_EXERCISE INSTRUCTIONS_
Make an exact copy of the lines, leaving the pictures out.

_SUPPLIED MATERIAL_

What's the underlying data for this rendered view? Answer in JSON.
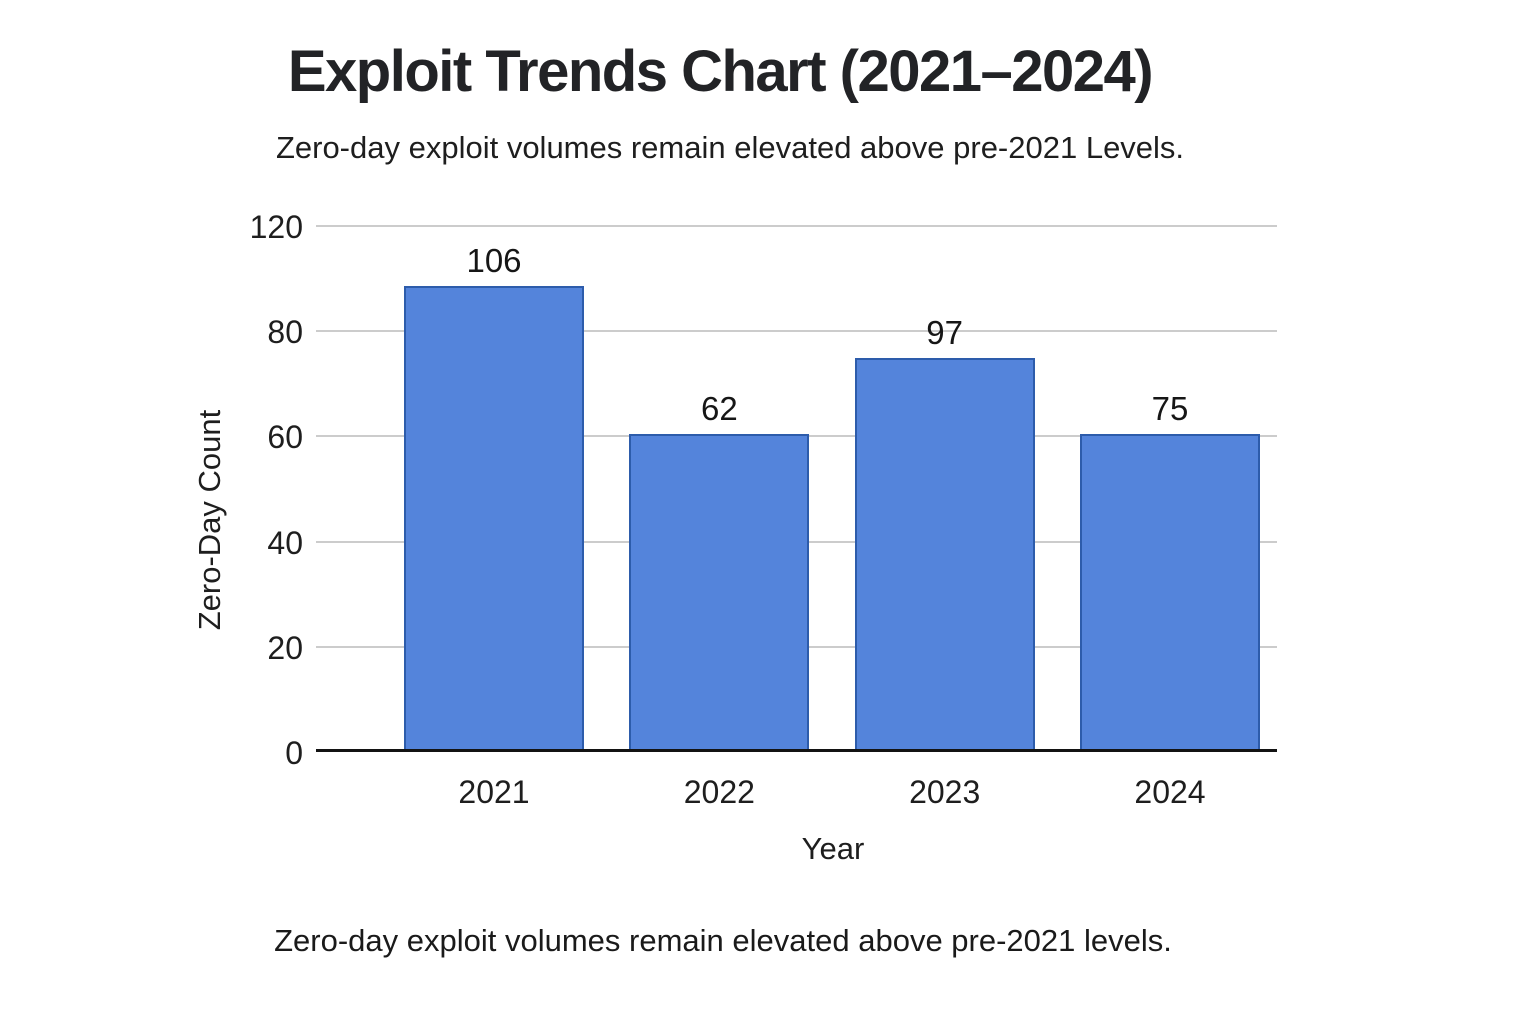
{
  "chart": {
    "title": "Exploit Trends Chart (2021–2024)",
    "subtitle": "Zero-day exploit volumes remain elevated above pre-2021 Levels.",
    "caption": "Zero-day exploit volumes remain elevated above pre-2021 levels.",
    "xlabel": "Year",
    "ylabel": "Zero-Day Count"
  },
  "chart_data": {
    "type": "bar",
    "title": "Exploit Trends Chart (2021–2024)",
    "subtitle": "Zero-day exploit volumes remain elevated above pre-2021 Levels.",
    "caption": "Zero-day exploit volumes remain elevated above pre-2021 levels.",
    "xlabel": "Year",
    "ylabel": "Zero-Day Count",
    "categories": [
      "2021",
      "2022",
      "2023",
      "2024"
    ],
    "values": [
      106,
      62,
      97,
      75
    ],
    "ytick_labels": [
      "120",
      "80",
      "60",
      "40",
      "20",
      "0"
    ],
    "grid": true,
    "legend": false,
    "axis_note": "y ticks evenly spaced as printed (no 100 label); bars drawn lower than their printed values",
    "render": {
      "bar_top_fractions": [
        0.886,
        0.605,
        0.749,
        0.605
      ]
    },
    "colors": {
      "bar_fill": "#5484DB",
      "bar_border": "#2D5CAB",
      "gridline": "#CCCCCC",
      "axis_line": "#131313",
      "text": "#1E1E1E"
    }
  }
}
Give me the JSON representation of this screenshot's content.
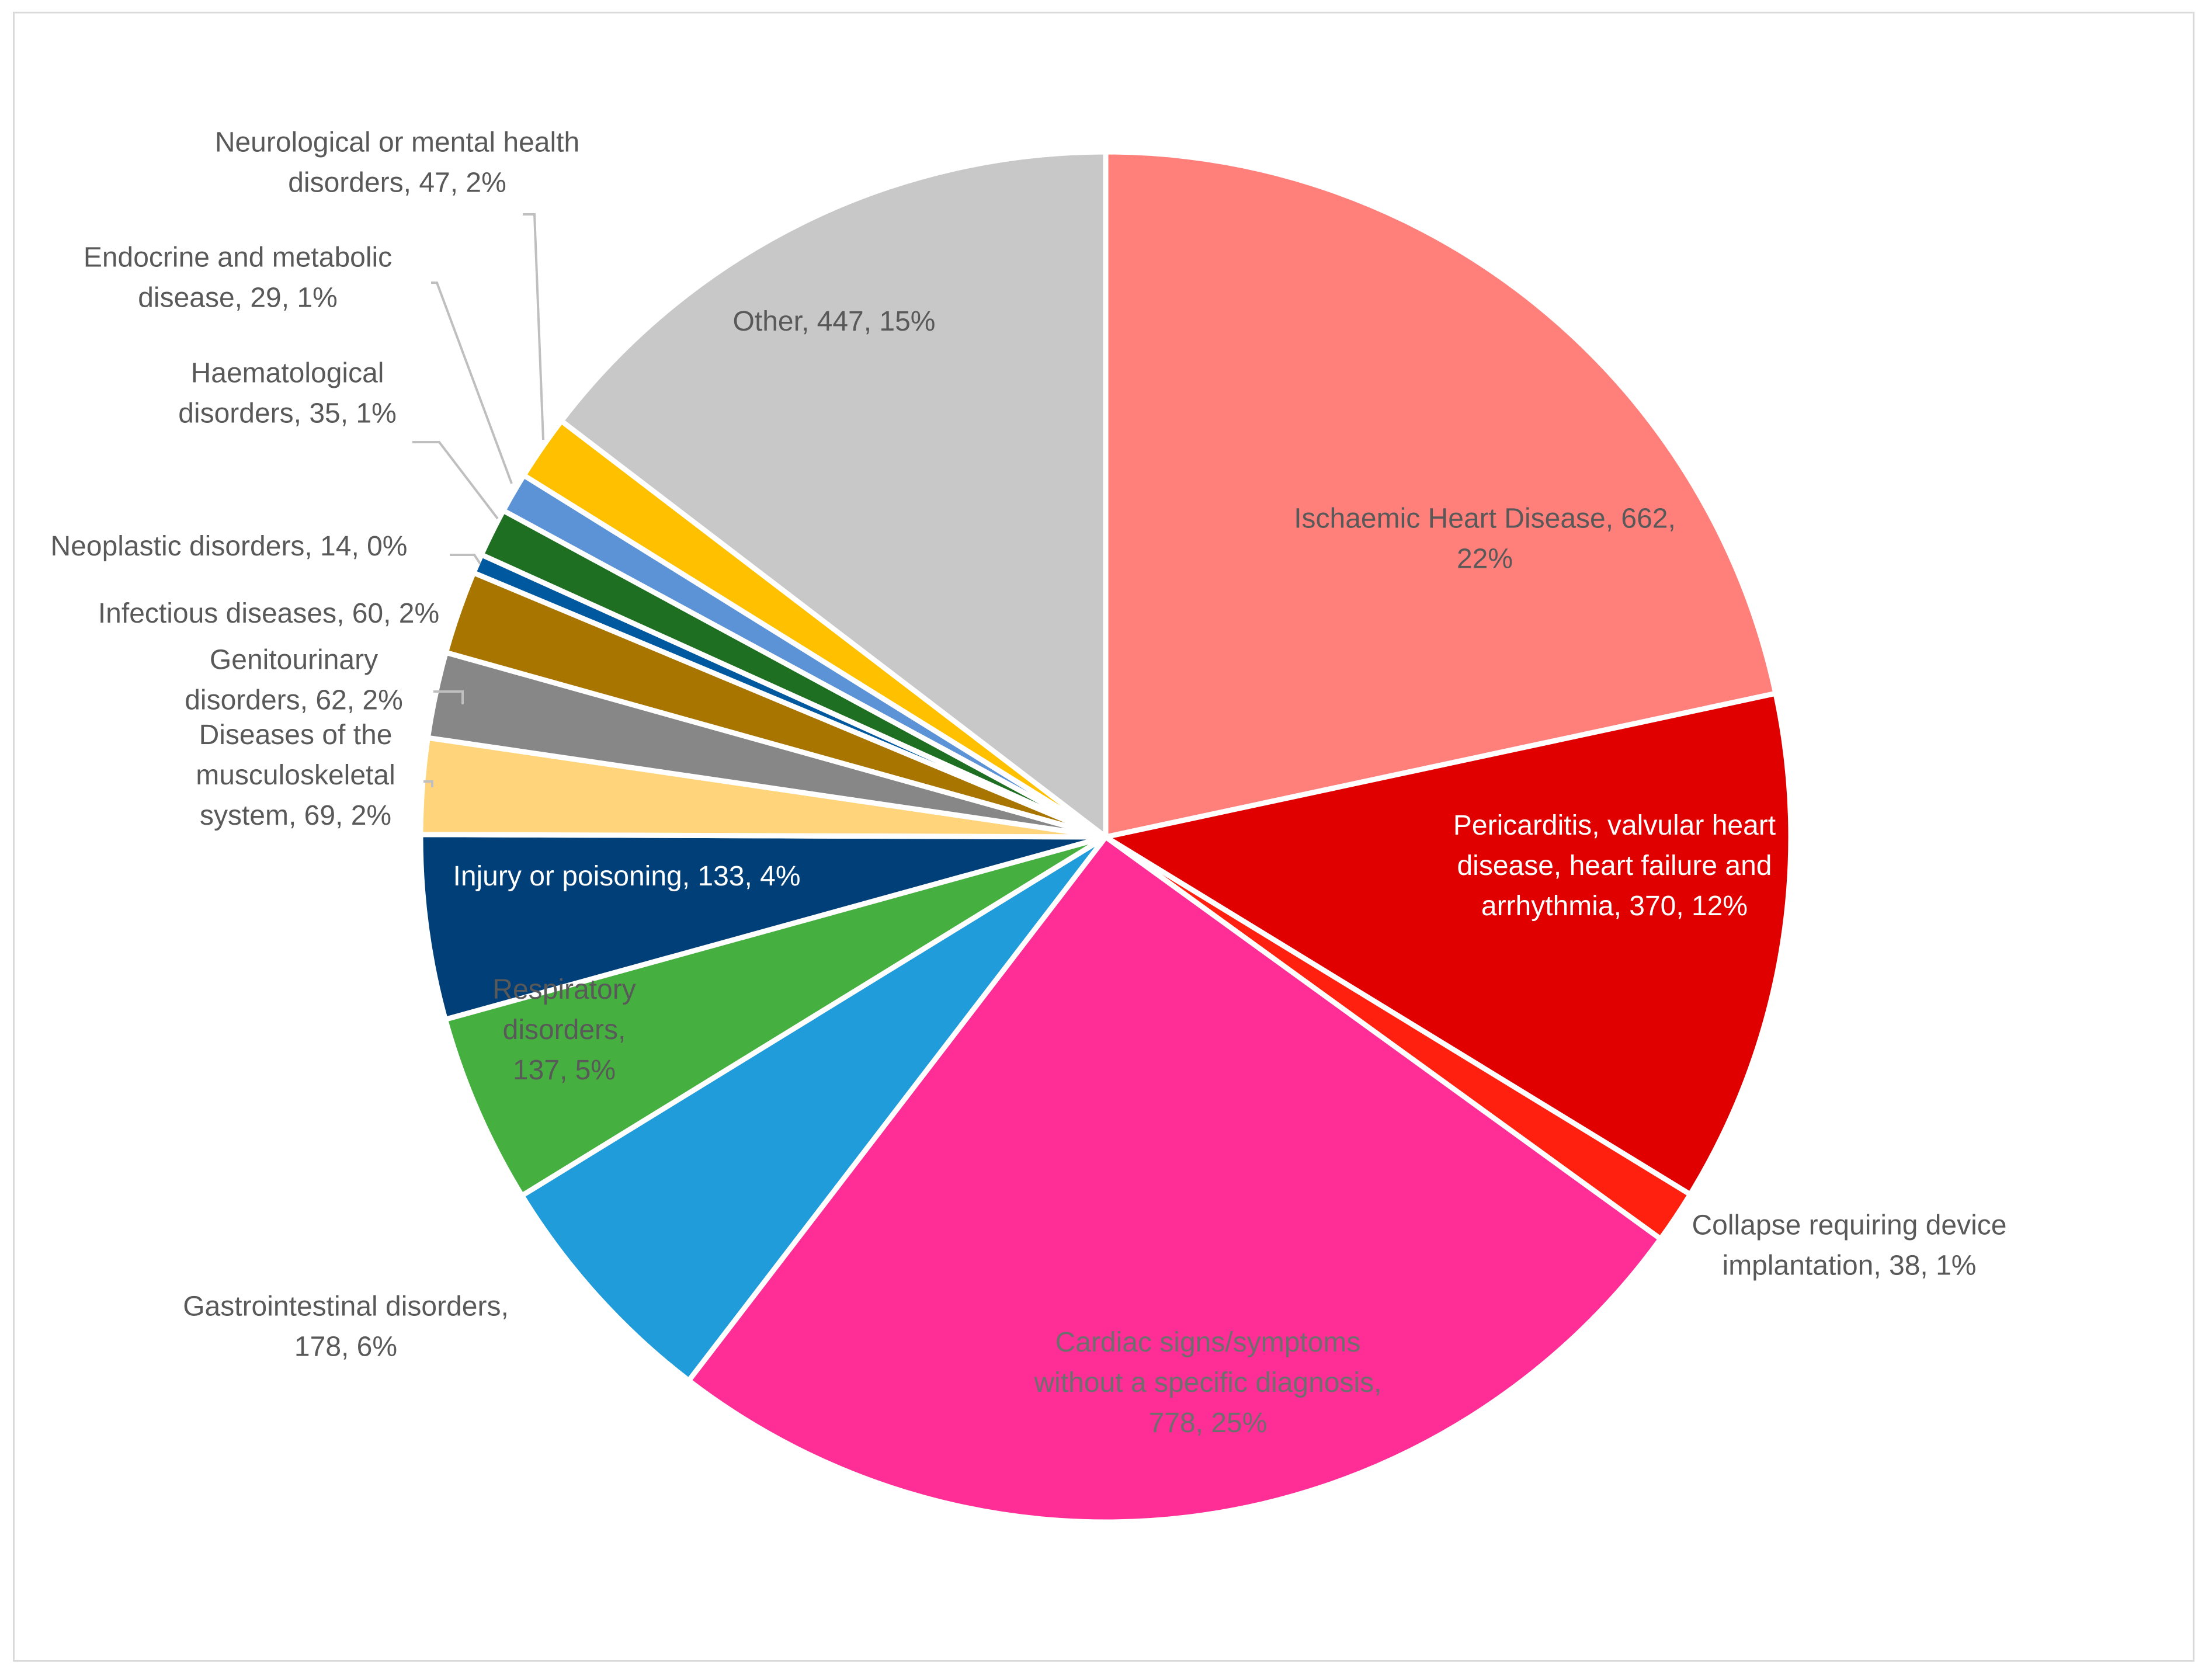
{
  "chart_data": {
    "type": "pie",
    "title": "",
    "start_angle_deg": 0,
    "direction": "clockwise",
    "slices": [
      {
        "label": "Ischaemic Heart Disease",
        "value": 662,
        "percent": "22%",
        "display": [
          "Ischaemic Heart Disease, 662,",
          "22%"
        ],
        "color": "#ff7f7b",
        "text_color": "#595959"
      },
      {
        "label": "Pericarditis, valvular heart disease, heart failure and arrhythmia",
        "value": 370,
        "percent": "12%",
        "display": [
          "Pericarditis, valvular heart",
          "disease, heart failure and",
          "arrhythmia, 370, 12%"
        ],
        "color": "#e00000",
        "text_color": "#ffffff"
      },
      {
        "label": "Collapse requiring device implantation",
        "value": 38,
        "percent": "1%",
        "display": [
          "Collapse requiring device",
          "implantation, 38, 1%"
        ],
        "color": "#ff2010",
        "text_color": "#595959"
      },
      {
        "label": "Cardiac signs/symptoms without a specific diagnosis",
        "value": 778,
        "percent": "25%",
        "display": [
          "Cardiac signs/symptoms",
          "without a specific diagnosis,",
          "778, 25%"
        ],
        "color": "#ff2d96",
        "text_color": "#6e6e6e"
      },
      {
        "label": "Gastrointestinal disorders",
        "value": 178,
        "percent": "6%",
        "display": [
          "Gastrointestinal disorders,",
          "178, 6%"
        ],
        "color": "#1f9cd9",
        "text_color": "#595959"
      },
      {
        "label": "Respiratory disorders",
        "value": 137,
        "percent": "5%",
        "display": [
          "Respiratory",
          "disorders,",
          "137, 5%"
        ],
        "color": "#45b03f",
        "text_color": "#595959"
      },
      {
        "label": "Injury or poisoning",
        "value": 133,
        "percent": "4%",
        "display": [
          "Injury or poisoning, 133, 4%"
        ],
        "color": "#003f77",
        "text_color": "#ffffff"
      },
      {
        "label": "Diseases of the musculoskeletal system",
        "value": 69,
        "percent": "2%",
        "display": [
          "Diseases of the",
          "musculoskeletal",
          "system, 69, 2%"
        ],
        "color": "#ffd47a",
        "text_color": "#595959"
      },
      {
        "label": "Genitourinary disorders",
        "value": 62,
        "percent": "2%",
        "display": [
          "Genitourinary",
          "disorders, 62, 2%"
        ],
        "color": "#878787",
        "text_color": "#595959"
      },
      {
        "label": "Infectious diseases",
        "value": 60,
        "percent": "2%",
        "display": [
          "Infectious diseases, 60, 2%"
        ],
        "color": "#a87500",
        "text_color": "#595959"
      },
      {
        "label": "Neoplastic disorders",
        "value": 14,
        "percent": "0%",
        "display": [
          "Neoplastic disorders, 14, 0%"
        ],
        "color": "#00589e",
        "text_color": "#595959"
      },
      {
        "label": "Haematological disorders",
        "value": 35,
        "percent": "1%",
        "display": [
          "Haematological",
          "disorders, 35, 1%"
        ],
        "color": "#1e6f22",
        "text_color": "#595959"
      },
      {
        "label": "Endocrine and metabolic disease",
        "value": 29,
        "percent": "1%",
        "display": [
          "Endocrine and metabolic",
          "disease, 29, 1%"
        ],
        "color": "#5b93d6",
        "text_color": "#595959"
      },
      {
        "label": "Neurological or mental health disorders",
        "value": 47,
        "percent": "2%",
        "display": [
          "Neurological or mental health",
          "disorders, 47, 2%"
        ],
        "color": "#ffc000",
        "text_color": "#595959"
      },
      {
        "label": "Other",
        "value": 447,
        "percent": "15%",
        "display": [
          "Other, 447, 15%"
        ],
        "color": "#c8c8c8",
        "text_color": "#595959"
      }
    ]
  }
}
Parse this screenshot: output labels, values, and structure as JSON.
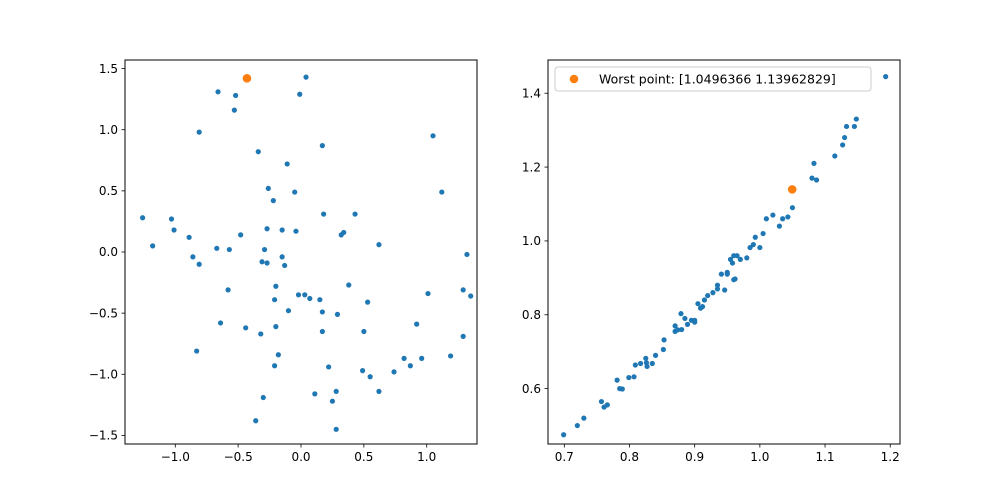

_CORRECT RESULT_
What's the underlying data for this rendered view? Answer in JSON.
{
  "chart": {
    "title": "Exploit Trends Chart (2021–2024)",
    "subtitle": "Zero-day exploit volumes remain elevated above pre-2021 Levels.",
    "caption": "Zero-day exploit volumes remain elevated above pre-2021 levels.",
    "xlabel": "Year",
    "ylabel": "Zero-Day Count"
  },
  "chart_data": {
    "type": "bar",
    "title": "Exploit Trends Chart (2021–2024)",
    "subtitle": "Zero-day exploit volumes remain elevated above pre-2021 Levels.",
    "caption": "Zero-day exploit volumes remain elevated above pre-2021 levels.",
    "xlabel": "Year",
    "ylabel": "Zero-Day Count",
    "categories": [
      "2021",
      "2022",
      "2023",
      "2024"
    ],
    "values": [
      106,
      62,
      97,
      75
    ],
    "ytick_labels": [
      "120",
      "80",
      "60",
      "40",
      "20",
      "0"
    ],
    "grid": true,
    "legend": false,
    "axis_note": "y ticks evenly spaced as printed (no 100 label); bars drawn lower than their printed values",
    "render": {
      "bar_top_fractions": [
        0.886,
        0.605,
        0.749,
        0.605
      ]
    },
    "colors": {
      "bar_fill": "#5484DB",
      "bar_border": "#2D5CAB",
      "gridline": "#CCCCCC",
      "axis_line": "#131313",
      "text": "#1E1E1E"
    }
  }
}
Give me the JSON representation of this screenshot's content.
{
  "chart_data": {
    "type": "pie",
    "title": "",
    "start_angle_deg": 0,
    "direction": "clockwise",
    "slices": [
      {
        "label": "Ischaemic Heart Disease",
        "value": 662,
        "percent": "22%",
        "display": [
          "Ischaemic Heart Disease, 662,",
          "22%"
        ],
        "color": "#ff7f7b",
        "text_color": "#595959"
      },
      {
        "label": "Pericarditis, valvular heart disease, heart failure and arrhythmia",
        "value": 370,
        "percent": "12%",
        "display": [
          "Pericarditis, valvular heart",
          "disease, heart failure and",
          "arrhythmia, 370, 12%"
        ],
        "color": "#e00000",
        "text_color": "#ffffff"
      },
      {
        "label": "Collapse requiring device implantation",
        "value": 38,
        "percent": "1%",
        "display": [
          "Collapse requiring device",
          "implantation, 38, 1%"
        ],
        "color": "#ff2010",
        "text_color": "#595959"
      },
      {
        "label": "Cardiac signs/symptoms without a specific diagnosis",
        "value": 778,
        "percent": "25%",
        "display": [
          "Cardiac signs/symptoms",
          "without a specific diagnosis,",
          "778, 25%"
        ],
        "color": "#ff2d96",
        "text_color": "#6e6e6e"
      },
      {
        "label": "Gastrointestinal disorders",
        "value": 178,
        "percent": "6%",
        "display": [
          "Gastrointestinal disorders,",
          "178, 6%"
        ],
        "color": "#1f9cd9",
        "text_color": "#595959"
      },
      {
        "label": "Respiratory disorders",
        "value": 137,
        "percent": "5%",
        "display": [
          "Respiratory",
          "disorders,",
          "137, 5%"
        ],
        "color": "#45b03f",
        "text_color": "#595959"
      },
      {
        "label": "Injury or poisoning",
        "value": 133,
        "percent": "4%",
        "display": [
          "Injury or poisoning, 133, 4%"
        ],
        "color": "#003f77",
        "text_color": "#ffffff"
      },
      {
        "label": "Diseases of the musculoskeletal system",
        "value": 69,
        "percent": "2%",
        "display": [
          "Diseases of the",
          "musculoskeletal",
          "system, 69, 2%"
        ],
        "color": "#ffd47a",
        "text_color": "#595959"
      },
      {
        "label": "Genitourinary disorders",
        "value": 62,
        "percent": "2%",
        "display": [
          "Genitourinary",
          "disorders, 62, 2%"
        ],
        "color": "#878787",
        "text_color": "#595959"
      },
      {
        "label": "Infectious diseases",
        "value": 60,
        "percent": "2%",
        "display": [
          "Infectious diseases, 60, 2%"
        ],
        "color": "#a87500",
        "text_color": "#595959"
      },
      {
        "label": "Neoplastic disorders",
        "value": 14,
        "percent": "0%",
        "display": [
          "Neoplastic disorders, 14, 0%"
        ],
        "color": "#00589e",
        "text_color": "#595959"
      },
      {
        "label": "Haematological disorders",
        "value": 35,
        "percent": "1%",
        "display": [
          "Haematological",
          "disorders, 35, 1%"
        ],
        "color": "#1e6f22",
        "text_color": "#595959"
      },
      {
        "label": "Endocrine and metabolic disease",
        "value": 29,
        "percent": "1%",
        "display": [
          "Endocrine and metabolic",
          "disease, 29, 1%"
        ],
        "color": "#5b93d6",
        "text_color": "#595959"
      },
      {
        "label": "Neurological or mental health disorders",
        "value": 47,
        "percent": "2%",
        "display": [
          "Neurological or mental health",
          "disorders, 47, 2%"
        ],
        "color": "#ffc000",
        "text_color": "#595959"
      },
      {
        "label": "Other",
        "value": 447,
        "percent": "15%",
        "display": [
          "Other, 447, 15%"
        ],
        "color": "#c8c8c8",
        "text_color": "#595959"
      }
    ]
  }
}
Parse this screenshot: output labels, values, and structure as JSON.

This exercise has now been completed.